» Отрывок:

*-*-*

Лишь через несколько месяцев Арман-Жан дю Плесси-Ришелье вернулся в Люсон, куда, как ему стало известно, должен был приехать королевский эмиссар господин Мери де Вик, которому было поручено урегулировать трения, возникшие между католиками и гугенотами провинции Пуату. Такой шанс упускать было нельзя, и епископ Люсонский отдал себя в полное распоряжение важного столичного чиновника. Одновременно с этим он поспешил вступить в переписку с Полем Фелипо де Поншартреном – государственным секретарём, ведавшим вопросами религии.

В течение лета 1614 года по всей Франции шли выборы делегатов в Генеральные штаты. Для епископа Люсонского это был отличный шанс, который нужно было использовать любой ценой. В результате он грамотно «подготовил почву», и духовенство провинции Пуату единодушно утвердило его делегатом.

4

Генеральные штаты открылись 27 октября 1614 года и продлились до 23 февраля следующего года.

Духовенство прислало в столицу 140 представителей, дворянство – 132, третье сословие – 192. Итак, всего было 464 делегата, и всех их разместили в монастыре Августинцев, расположенном на левом берегу Сены, близ Нового Моста.

С первого же дня на заседаниях стали происходить конфликты, а началось всё со скандала по поводу порядка, в котором делегаты должны были выражать мнение в своих палатах.

Делегаты от третьего сословия спорили с делегатами от дворянства и духовенства. Никто никого не слушал, и шумное упрямство отдельных представителей не позволяло внять голосу разума. Произошло даже несколько дуэлей, и палата духовенства сочла себя обязанной направить к королеве-матери епископа Монпелье, чтобы тот выразил им своё сожаление по поводу того, что кровь французских подданных льётся ради нелепых ссор, что весьма походило на варварский обычай жертвоприношений у язычников.

Арман-Жан дю Плесси-Ришелье, естественно, был делегатом от духовенства, и его избрали в качестве того, кто должен был донести до королевы-матери и юного короля (её сына) наказы своего сословия. Он сформулировал эти наказы в следующей речи, которую мы приводим с некоторыми сокращениями (сам наш герой потом в своих «Мемуарах» утверждал, что высказался «кратко и чётко», но это не так, особенно в отношении краткости).


Заседание Генеральных штатов в 1614 г. Гравюра XVII в.

*-*-*

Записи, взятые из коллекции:
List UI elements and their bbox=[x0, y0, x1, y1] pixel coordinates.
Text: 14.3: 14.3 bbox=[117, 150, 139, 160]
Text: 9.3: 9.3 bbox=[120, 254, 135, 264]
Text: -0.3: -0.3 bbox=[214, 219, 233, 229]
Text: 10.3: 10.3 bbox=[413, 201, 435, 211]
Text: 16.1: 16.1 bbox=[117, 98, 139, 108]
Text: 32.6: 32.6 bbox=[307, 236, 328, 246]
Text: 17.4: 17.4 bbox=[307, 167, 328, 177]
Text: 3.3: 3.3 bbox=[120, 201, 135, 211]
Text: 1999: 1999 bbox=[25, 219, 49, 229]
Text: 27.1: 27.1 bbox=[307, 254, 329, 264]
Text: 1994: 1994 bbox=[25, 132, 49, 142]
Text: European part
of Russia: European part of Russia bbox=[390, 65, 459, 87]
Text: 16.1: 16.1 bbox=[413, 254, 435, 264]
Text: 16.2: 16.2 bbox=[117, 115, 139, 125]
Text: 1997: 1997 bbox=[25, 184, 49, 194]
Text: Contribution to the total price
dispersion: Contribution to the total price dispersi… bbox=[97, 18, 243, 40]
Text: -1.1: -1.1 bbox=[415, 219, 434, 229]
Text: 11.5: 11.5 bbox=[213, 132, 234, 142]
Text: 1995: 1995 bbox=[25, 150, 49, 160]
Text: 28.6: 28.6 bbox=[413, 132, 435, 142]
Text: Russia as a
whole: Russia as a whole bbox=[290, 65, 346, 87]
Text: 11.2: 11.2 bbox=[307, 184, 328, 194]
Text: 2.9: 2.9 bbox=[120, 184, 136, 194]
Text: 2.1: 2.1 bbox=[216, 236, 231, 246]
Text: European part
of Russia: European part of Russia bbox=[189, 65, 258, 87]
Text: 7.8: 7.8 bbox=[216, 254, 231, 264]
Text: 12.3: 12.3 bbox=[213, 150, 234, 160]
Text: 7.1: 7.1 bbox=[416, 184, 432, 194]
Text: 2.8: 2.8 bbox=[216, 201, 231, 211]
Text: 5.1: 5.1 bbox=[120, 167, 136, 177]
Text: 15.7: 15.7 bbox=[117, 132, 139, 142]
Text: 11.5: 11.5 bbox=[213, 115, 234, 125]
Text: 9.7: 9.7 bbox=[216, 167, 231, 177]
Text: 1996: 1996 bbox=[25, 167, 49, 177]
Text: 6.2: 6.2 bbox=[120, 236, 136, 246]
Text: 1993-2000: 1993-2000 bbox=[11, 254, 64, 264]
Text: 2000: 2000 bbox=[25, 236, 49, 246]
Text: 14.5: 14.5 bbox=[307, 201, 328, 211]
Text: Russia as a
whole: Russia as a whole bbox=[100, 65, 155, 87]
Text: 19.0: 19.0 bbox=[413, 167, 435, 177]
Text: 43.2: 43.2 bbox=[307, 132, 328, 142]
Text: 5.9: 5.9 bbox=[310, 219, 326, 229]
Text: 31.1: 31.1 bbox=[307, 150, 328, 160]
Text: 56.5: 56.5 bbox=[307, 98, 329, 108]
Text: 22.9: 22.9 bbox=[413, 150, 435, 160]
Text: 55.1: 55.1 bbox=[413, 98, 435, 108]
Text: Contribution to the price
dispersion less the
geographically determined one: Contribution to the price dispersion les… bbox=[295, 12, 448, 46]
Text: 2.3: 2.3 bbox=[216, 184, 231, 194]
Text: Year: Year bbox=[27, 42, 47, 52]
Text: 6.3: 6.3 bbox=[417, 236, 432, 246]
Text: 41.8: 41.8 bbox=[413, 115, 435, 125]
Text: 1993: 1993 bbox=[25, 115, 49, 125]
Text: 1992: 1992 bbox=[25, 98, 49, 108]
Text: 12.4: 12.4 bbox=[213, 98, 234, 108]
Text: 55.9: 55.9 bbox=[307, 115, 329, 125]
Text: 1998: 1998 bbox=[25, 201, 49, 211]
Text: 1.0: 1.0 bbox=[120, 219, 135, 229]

*-*-*

» Задание A:
Перечислите сословия, приславшие делегатов в Генеральные штаты, и укажите, сколько представителей было от каждого, по отрывку о Ришелье.
» Задание B:
Напишите следующую часть отрывка о Ришелье и Генеральных штатах 1614 года.
Строки представляют собой самостоятельный материал.

» Ответ A:
Духовенство — 140 представителей, дворянство — 132, третье сословие — 192.

» Ответ B:
Прежде всего епископ Лкэсонский выразил благодарность «первому из христианских королей», к которому «направлены одни хвалы и благословения», за предоставленную возможность изложить на Генеральных штатах проблемы, волнующие французское духовенство.

Далее он указал на снижение влияния католической церкви, матери всех сирых, обездоленных и скорбящих, на ухудшение материального положения её служителей, на элементарную неграмотность священников. Он отметил также, что главная причина всех бед кроется в продажности должностей («чем больше должностей, тем больше и приток денег, а посему они и размножились как грибы»), что вся эта система «невыносимым грузом ложится на народ, увеличивая навязанное ему бремя, ведь именно ему приходится содержать всех этих чиновников». Из этого он делал вывод, что «чем больше чиновников, освобождённых от податей и сборов, тем меньше подданных, способных их платить», что «богатые фактически избегают налогового бремени, расплачиваясь деньгами, которые им дают их должности».

Епископ Люсонский не без умысла нарисовал мрачную картину положения католической церкви, которая «одновременно лишена почестей, ограблена, пренебрежена, осквернена и настолько унижена, что у неё просто не хватает сил жаловаться». В его речи отчётливо прозвучала мысль о том, что церковь должна более широко привлекаться к участию в государственном управлении.

Коллеги епископа Люсонского с одобрением слушали его слова. Но мало кому тогда могло прийти в голову, что честолюбивый молодой человек имеет в виду не столько представляемое им сословие, сколько себя лично.

А тем временем, ссылаясь на заповеди Иисуса Христа, епископ Люсонский призвал короля и его мать к мудрому правлению, которое только и может дать надежду на изменение к лучшему.

– Зло будет наказано, – говорил он, – добро не останется без вознаграждения. Литература и искусства станут процветать, финансы – истинный нерв государства – будут использоваться экономно, расходы сократятся. Религия вновь познает расцвет. Вернув себе авторитет, имущество и почести, церковь вновь обретёт свой блеск. Всякая дьявольщина, секретность, грязь и пороки будут изгнаны из неё, одна лишь добродетель пребудет в ней. Дворянство вновь обретёт права и почести, адекватные его заслугам.

В выступлении епископа Люсонского нашлось место и для обещаний лучшего будущего простому люду:

– Народ будет освобождён от угнетения, которое он испытывает по вине недобросовестных чиновников, предохранён от оскорблений, которые ему наносят сильные мира сего.

А затем, закончив радужную картину светлого будущего, епископ Люсонский обратился к Людовику XIII с тщательно продуманным панегириком:

– Между нескончаемыми милостями, которыми небо осыпало Ваше Величество, одна из самых больших – мать, которой оно вас одарило. Из всех ваших дел самое достойное и полезное для восстановления вашего государства – передача ей руководства им.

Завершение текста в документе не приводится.